- _WRITTEN REQUEST_: Repeat the material below word for word and leave out all pictures.

Begin

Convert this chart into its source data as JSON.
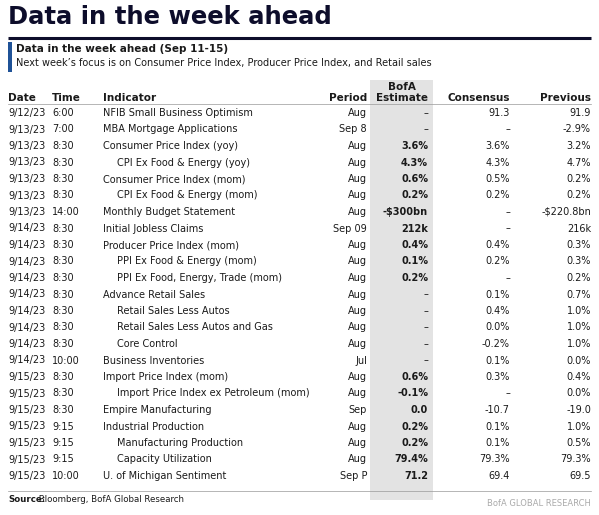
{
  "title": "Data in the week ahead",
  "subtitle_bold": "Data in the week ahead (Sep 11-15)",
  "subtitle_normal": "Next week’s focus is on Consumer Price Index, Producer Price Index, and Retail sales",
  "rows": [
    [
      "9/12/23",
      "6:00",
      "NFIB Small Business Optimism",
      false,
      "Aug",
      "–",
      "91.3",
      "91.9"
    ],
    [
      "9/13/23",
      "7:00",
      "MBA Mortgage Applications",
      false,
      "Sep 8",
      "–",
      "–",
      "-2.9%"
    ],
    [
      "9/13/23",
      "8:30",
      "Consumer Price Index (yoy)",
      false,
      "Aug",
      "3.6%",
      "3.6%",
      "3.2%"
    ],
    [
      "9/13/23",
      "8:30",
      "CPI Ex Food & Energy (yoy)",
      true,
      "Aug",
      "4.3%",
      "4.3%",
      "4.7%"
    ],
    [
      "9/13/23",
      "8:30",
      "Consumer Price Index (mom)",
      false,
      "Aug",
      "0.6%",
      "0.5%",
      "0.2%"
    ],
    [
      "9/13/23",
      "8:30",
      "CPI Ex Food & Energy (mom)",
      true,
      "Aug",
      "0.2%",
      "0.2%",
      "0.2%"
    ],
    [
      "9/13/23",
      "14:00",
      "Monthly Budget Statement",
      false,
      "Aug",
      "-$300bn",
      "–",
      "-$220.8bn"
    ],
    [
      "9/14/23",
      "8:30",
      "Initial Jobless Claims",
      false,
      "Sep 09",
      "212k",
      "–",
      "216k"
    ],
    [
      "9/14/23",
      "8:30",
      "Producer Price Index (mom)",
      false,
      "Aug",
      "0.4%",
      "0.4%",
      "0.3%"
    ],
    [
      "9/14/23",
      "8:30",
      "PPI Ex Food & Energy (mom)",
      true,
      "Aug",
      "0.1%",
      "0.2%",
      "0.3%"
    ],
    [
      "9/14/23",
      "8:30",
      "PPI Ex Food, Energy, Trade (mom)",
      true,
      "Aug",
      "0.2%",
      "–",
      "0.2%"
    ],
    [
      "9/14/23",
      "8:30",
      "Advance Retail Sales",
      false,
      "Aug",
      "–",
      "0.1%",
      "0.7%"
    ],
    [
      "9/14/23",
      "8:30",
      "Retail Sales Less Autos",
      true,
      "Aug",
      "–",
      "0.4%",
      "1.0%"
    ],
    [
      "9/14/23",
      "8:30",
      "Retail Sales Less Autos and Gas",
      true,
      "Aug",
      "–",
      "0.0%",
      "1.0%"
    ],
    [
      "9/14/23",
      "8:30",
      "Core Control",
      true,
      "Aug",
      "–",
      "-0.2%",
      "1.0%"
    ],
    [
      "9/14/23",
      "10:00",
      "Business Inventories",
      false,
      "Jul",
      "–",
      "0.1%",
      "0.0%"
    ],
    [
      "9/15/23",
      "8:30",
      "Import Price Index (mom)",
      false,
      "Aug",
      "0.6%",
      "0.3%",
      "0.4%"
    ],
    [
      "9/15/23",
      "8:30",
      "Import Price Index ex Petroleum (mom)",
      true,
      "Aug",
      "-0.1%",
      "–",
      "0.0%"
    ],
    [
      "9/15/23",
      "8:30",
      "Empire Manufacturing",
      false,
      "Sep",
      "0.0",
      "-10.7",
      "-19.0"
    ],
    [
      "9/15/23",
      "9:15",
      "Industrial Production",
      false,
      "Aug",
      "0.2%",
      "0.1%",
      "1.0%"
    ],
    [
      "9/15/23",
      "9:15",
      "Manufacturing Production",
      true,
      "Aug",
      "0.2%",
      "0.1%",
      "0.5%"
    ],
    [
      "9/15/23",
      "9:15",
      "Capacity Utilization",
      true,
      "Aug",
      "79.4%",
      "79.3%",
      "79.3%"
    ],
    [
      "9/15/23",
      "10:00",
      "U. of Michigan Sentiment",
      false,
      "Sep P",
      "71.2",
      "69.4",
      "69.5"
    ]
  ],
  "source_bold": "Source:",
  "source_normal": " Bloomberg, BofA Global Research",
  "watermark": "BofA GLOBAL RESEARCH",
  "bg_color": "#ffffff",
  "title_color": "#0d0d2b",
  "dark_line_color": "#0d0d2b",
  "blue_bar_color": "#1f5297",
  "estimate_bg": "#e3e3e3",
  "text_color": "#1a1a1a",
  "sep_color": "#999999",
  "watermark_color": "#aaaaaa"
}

End

- _COMPLETE RESPONSE_:
Convert this chart into its source data as JSON.
{
  "title": "Data in the week ahead",
  "subtitle_bold": "Data in the week ahead (Sep 11-15)",
  "subtitle_normal": "Next week’s focus is on Consumer Price Index, Producer Price Index, and Retail sales",
  "rows": [
    [
      "9/12/23",
      "6:00",
      "NFIB Small Business Optimism",
      false,
      "Aug",
      "–",
      "91.3",
      "91.9"
    ],
    [
      "9/13/23",
      "7:00",
      "MBA Mortgage Applications",
      false,
      "Sep 8",
      "–",
      "–",
      "-2.9%"
    ],
    [
      "9/13/23",
      "8:30",
      "Consumer Price Index (yoy)",
      false,
      "Aug",
      "3.6%",
      "3.6%",
      "3.2%"
    ],
    [
      "9/13/23",
      "8:30",
      "CPI Ex Food & Energy (yoy)",
      true,
      "Aug",
      "4.3%",
      "4.3%",
      "4.7%"
    ],
    [
      "9/13/23",
      "8:30",
      "Consumer Price Index (mom)",
      false,
      "Aug",
      "0.6%",
      "0.5%",
      "0.2%"
    ],
    [
      "9/13/23",
      "8:30",
      "CPI Ex Food & Energy (mom)",
      true,
      "Aug",
      "0.2%",
      "0.2%",
      "0.2%"
    ],
    [
      "9/13/23",
      "14:00",
      "Monthly Budget Statement",
      false,
      "Aug",
      "-$300bn",
      "–",
      "-$220.8bn"
    ],
    [
      "9/14/23",
      "8:30",
      "Initial Jobless Claims",
      false,
      "Sep 09",
      "212k",
      "–",
      "216k"
    ],
    [
      "9/14/23",
      "8:30",
      "Producer Price Index (mom)",
      false,
      "Aug",
      "0.4%",
      "0.4%",
      "0.3%"
    ],
    [
      "9/14/23",
      "8:30",
      "PPI Ex Food & Energy (mom)",
      true,
      "Aug",
      "0.1%",
      "0.2%",
      "0.3%"
    ],
    [
      "9/14/23",
      "8:30",
      "PPI Ex Food, Energy, Trade (mom)",
      true,
      "Aug",
      "0.2%",
      "–",
      "0.2%"
    ],
    [
      "9/14/23",
      "8:30",
      "Advance Retail Sales",
      false,
      "Aug",
      "–",
      "0.1%",
      "0.7%"
    ],
    [
      "9/14/23",
      "8:30",
      "Retail Sales Less Autos",
      true,
      "Aug",
      "–",
      "0.4%",
      "1.0%"
    ],
    [
      "9/14/23",
      "8:30",
      "Retail Sales Less Autos and Gas",
      true,
      "Aug",
      "–",
      "0.0%",
      "1.0%"
    ],
    [
      "9/14/23",
      "8:30",
      "Core Control",
      true,
      "Aug",
      "–",
      "-0.2%",
      "1.0%"
    ],
    [
      "9/14/23",
      "10:00",
      "Business Inventories",
      false,
      "Jul",
      "–",
      "0.1%",
      "0.0%"
    ],
    [
      "9/15/23",
      "8:30",
      "Import Price Index (mom)",
      false,
      "Aug",
      "0.6%",
      "0.3%",
      "0.4%"
    ],
    [
      "9/15/23",
      "8:30",
      "Import Price Index ex Petroleum (mom)",
      true,
      "Aug",
      "-0.1%",
      "–",
      "0.0%"
    ],
    [
      "9/15/23",
      "8:30",
      "Empire Manufacturing",
      false,
      "Sep",
      "0.0",
      "-10.7",
      "-19.0"
    ],
    [
      "9/15/23",
      "9:15",
      "Industrial Production",
      false,
      "Aug",
      "0.2%",
      "0.1%",
      "1.0%"
    ],
    [
      "9/15/23",
      "9:15",
      "Manufacturing Production",
      true,
      "Aug",
      "0.2%",
      "0.1%",
      "0.5%"
    ],
    [
      "9/15/23",
      "9:15",
      "Capacity Utilization",
      true,
      "Aug",
      "79.4%",
      "79.3%",
      "79.3%"
    ],
    [
      "9/15/23",
      "10:00",
      "U. of Michigan Sentiment",
      false,
      "Sep P",
      "71.2",
      "69.4",
      "69.5"
    ]
  ],
  "source_bold": "Source:",
  "source_normal": " Bloomberg, BofA Global Research",
  "watermark": "BofA GLOBAL RESEARCH",
  "bg_color": "#ffffff",
  "title_color": "#0d0d2b",
  "dark_line_color": "#0d0d2b",
  "blue_bar_color": "#1f5297",
  "estimate_bg": "#e3e3e3",
  "text_color": "#1a1a1a",
  "sep_color": "#999999",
  "watermark_color": "#aaaaaa"
}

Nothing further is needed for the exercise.